§ **Aim**
Reproduce the data verbatim, from its first line up to and including the line that contains "candle-body (388, 347, 392, 349)".
** begin Exercise input **
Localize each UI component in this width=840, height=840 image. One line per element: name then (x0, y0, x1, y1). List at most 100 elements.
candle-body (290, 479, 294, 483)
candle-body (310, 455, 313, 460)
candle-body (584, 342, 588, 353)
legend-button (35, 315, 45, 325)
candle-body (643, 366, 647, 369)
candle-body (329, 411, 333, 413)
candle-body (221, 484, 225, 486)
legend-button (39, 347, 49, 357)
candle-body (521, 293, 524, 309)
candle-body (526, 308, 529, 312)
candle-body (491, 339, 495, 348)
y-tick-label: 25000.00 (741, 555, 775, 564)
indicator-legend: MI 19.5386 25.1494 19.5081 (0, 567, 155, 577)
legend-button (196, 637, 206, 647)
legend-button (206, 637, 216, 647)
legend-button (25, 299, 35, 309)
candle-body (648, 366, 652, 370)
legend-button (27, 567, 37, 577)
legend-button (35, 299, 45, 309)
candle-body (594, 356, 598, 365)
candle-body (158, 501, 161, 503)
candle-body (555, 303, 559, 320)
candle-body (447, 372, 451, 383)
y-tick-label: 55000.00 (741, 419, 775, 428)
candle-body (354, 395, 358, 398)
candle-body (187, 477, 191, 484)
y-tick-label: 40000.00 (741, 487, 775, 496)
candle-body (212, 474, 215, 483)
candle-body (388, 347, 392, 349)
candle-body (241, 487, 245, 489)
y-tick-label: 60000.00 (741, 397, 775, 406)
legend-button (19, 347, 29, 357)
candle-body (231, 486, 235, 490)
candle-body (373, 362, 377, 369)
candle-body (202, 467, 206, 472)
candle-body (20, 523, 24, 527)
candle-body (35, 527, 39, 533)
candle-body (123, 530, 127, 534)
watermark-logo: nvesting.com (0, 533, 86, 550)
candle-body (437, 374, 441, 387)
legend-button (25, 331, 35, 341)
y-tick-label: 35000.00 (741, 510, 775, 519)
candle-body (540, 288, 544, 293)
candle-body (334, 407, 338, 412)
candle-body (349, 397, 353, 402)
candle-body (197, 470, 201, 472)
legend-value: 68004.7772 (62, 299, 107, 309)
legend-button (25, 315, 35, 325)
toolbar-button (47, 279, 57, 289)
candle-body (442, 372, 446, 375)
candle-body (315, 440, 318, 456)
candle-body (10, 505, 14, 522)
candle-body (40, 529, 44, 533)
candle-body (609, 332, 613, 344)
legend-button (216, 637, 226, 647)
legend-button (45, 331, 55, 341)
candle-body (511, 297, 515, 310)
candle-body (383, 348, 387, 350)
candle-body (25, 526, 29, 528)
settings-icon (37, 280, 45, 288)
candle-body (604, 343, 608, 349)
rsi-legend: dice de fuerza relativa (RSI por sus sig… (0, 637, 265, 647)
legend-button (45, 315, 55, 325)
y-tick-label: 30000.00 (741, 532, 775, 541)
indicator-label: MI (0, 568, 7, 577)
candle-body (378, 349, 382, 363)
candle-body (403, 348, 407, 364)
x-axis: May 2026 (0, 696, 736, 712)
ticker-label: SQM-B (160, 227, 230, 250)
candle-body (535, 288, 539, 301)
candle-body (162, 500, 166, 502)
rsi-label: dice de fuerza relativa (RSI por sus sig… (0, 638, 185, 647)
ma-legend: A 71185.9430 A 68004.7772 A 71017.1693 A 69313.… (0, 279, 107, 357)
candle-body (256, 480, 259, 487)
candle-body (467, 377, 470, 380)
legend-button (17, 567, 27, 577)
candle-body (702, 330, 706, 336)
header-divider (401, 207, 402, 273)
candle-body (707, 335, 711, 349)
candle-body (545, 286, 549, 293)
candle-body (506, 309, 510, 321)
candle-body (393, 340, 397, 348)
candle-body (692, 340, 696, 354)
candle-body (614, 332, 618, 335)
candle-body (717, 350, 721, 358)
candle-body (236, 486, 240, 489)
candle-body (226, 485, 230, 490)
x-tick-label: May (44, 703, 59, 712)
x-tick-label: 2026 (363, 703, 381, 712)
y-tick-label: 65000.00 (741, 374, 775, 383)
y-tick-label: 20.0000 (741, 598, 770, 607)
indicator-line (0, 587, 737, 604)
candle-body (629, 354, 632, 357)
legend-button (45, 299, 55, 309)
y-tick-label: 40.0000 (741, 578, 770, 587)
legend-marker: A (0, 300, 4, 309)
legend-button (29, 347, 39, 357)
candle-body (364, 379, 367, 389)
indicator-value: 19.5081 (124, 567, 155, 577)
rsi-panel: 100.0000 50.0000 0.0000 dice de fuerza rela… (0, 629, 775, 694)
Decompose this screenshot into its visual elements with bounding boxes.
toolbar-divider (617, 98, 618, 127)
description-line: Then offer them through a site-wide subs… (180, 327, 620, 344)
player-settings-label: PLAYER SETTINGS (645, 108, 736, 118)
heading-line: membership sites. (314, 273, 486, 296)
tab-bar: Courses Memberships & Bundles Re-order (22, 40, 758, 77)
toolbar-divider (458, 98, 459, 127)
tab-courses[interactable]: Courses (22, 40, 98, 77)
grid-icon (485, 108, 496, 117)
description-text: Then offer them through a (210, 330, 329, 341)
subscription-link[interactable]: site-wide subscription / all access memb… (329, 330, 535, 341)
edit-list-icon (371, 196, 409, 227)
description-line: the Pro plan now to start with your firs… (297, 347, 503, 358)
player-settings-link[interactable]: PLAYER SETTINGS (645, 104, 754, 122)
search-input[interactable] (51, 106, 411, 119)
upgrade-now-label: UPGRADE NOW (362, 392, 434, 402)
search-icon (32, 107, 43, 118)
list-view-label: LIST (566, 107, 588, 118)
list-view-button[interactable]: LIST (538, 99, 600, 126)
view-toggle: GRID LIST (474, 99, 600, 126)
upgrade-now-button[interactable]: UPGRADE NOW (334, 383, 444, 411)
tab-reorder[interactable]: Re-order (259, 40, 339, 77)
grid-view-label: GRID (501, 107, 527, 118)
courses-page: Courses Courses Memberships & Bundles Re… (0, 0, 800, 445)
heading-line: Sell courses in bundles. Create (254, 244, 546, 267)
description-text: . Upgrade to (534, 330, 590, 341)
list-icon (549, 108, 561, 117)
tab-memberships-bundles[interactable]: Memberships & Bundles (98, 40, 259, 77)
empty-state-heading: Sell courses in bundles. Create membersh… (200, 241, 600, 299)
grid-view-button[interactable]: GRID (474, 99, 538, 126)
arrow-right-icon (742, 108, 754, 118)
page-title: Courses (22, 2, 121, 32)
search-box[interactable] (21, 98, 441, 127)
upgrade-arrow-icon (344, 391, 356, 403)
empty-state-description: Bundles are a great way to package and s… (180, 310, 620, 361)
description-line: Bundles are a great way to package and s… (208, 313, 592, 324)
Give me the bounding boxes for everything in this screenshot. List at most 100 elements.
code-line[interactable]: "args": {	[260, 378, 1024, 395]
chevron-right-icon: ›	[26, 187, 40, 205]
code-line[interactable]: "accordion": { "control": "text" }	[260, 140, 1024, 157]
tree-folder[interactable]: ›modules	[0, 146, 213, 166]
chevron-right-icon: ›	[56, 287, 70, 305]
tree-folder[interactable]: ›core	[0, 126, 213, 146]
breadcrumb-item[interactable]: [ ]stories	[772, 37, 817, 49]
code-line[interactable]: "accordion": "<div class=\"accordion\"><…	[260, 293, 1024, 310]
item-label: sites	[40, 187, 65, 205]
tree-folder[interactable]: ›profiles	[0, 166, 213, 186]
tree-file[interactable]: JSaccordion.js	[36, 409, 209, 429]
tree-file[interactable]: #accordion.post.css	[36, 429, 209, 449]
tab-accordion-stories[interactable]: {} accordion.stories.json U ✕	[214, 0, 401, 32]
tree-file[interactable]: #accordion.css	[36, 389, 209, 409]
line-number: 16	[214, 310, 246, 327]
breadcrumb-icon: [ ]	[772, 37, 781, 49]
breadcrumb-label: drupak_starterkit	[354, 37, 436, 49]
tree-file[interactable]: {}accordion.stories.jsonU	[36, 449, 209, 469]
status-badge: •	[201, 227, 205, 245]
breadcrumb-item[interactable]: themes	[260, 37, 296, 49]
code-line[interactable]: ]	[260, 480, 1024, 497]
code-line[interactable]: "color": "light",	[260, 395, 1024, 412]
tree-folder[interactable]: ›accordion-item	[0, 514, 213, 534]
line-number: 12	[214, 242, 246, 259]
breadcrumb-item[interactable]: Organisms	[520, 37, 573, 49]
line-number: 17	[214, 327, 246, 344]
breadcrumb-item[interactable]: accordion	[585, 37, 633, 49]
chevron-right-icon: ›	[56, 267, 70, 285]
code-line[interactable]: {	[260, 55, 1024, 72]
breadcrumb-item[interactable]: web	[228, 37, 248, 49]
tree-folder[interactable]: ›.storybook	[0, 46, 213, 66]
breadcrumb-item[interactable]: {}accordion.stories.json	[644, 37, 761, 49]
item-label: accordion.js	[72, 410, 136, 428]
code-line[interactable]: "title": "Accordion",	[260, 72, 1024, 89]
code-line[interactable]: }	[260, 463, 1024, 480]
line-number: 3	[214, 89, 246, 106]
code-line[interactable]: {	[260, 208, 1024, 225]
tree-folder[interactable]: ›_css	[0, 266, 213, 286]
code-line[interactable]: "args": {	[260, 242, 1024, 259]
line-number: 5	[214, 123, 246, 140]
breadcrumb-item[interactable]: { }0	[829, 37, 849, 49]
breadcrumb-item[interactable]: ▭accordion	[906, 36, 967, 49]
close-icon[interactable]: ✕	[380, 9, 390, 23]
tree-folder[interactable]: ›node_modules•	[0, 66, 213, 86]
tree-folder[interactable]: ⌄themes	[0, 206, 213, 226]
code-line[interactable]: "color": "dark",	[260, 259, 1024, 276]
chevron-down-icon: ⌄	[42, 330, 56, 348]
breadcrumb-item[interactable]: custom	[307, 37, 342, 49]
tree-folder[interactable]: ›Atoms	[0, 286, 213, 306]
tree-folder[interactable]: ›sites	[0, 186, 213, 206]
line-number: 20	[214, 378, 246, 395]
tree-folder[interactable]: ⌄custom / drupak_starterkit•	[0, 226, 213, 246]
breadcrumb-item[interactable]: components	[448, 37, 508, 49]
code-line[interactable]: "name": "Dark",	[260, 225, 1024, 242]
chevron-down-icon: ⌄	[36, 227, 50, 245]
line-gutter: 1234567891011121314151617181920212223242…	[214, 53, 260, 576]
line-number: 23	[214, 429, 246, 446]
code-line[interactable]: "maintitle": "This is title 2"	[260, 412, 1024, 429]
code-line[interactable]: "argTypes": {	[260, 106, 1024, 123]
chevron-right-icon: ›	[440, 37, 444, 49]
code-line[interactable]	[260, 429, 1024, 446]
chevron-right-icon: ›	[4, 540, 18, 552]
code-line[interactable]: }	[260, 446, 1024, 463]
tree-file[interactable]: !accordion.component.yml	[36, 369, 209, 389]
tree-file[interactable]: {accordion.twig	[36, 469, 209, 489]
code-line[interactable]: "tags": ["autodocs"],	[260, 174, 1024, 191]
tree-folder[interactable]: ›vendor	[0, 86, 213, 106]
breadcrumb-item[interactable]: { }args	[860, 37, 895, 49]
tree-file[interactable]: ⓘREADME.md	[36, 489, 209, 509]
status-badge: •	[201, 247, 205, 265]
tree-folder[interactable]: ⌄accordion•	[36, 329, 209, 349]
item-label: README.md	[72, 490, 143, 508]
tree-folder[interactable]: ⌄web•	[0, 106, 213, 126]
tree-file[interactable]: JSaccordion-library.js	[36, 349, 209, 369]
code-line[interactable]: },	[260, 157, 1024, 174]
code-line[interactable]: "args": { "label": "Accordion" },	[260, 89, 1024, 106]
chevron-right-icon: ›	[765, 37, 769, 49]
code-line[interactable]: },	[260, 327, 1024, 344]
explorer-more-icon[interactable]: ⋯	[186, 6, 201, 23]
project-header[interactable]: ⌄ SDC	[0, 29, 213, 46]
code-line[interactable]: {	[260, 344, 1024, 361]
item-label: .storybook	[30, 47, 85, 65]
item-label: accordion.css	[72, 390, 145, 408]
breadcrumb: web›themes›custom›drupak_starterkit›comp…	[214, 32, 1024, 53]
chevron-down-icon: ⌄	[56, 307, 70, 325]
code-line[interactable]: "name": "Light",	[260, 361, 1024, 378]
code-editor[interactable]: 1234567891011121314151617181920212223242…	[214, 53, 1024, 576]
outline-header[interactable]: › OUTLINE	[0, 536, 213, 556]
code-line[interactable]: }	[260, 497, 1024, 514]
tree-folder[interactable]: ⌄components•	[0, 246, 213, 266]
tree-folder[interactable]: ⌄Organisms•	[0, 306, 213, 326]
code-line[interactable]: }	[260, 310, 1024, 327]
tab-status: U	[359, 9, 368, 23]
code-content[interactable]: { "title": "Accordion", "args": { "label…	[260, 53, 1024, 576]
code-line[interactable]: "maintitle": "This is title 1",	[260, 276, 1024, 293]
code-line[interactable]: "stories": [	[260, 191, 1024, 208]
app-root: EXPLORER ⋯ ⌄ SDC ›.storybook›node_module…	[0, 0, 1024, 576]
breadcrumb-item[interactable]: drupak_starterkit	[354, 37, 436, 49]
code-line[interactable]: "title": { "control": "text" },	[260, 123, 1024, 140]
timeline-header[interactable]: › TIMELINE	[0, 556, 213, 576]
** end Exercise input **
§ **The completed task**
Localize each UI component in this width=840, height=840 image. One line per element: name then (x0, y0, x1, y1). List at most 100 elements.
candle-body (290, 479, 294, 483)
candle-body (310, 455, 313, 460)
candle-body (584, 342, 588, 353)
legend-button (35, 315, 45, 325)
candle-body (643, 366, 647, 369)
candle-body (329, 411, 333, 413)
candle-body (221, 484, 225, 486)
legend-button (39, 347, 49, 357)
candle-body (521, 293, 524, 309)
candle-body (526, 308, 529, 312)
candle-body (491, 339, 495, 348)
y-tick-label: 25000.00 (741, 555, 775, 564)
indicator-legend: MI 19.5386 25.1494 19.5081 (0, 567, 155, 577)
legend-button (196, 637, 206, 647)
legend-button (206, 637, 216, 647)
legend-button (25, 299, 35, 309)
candle-body (648, 366, 652, 370)
legend-button (27, 567, 37, 577)
legend-button (35, 299, 45, 309)
candle-body (594, 356, 598, 365)
candle-body (158, 501, 161, 503)
candle-body (555, 303, 559, 320)
candle-body (447, 372, 451, 383)
y-tick-label: 55000.00 (741, 419, 775, 428)
candle-body (354, 395, 358, 398)
candle-body (187, 477, 191, 484)
y-tick-label: 40000.00 (741, 487, 775, 496)
candle-body (212, 474, 215, 483)
candle-body (388, 347, 392, 349)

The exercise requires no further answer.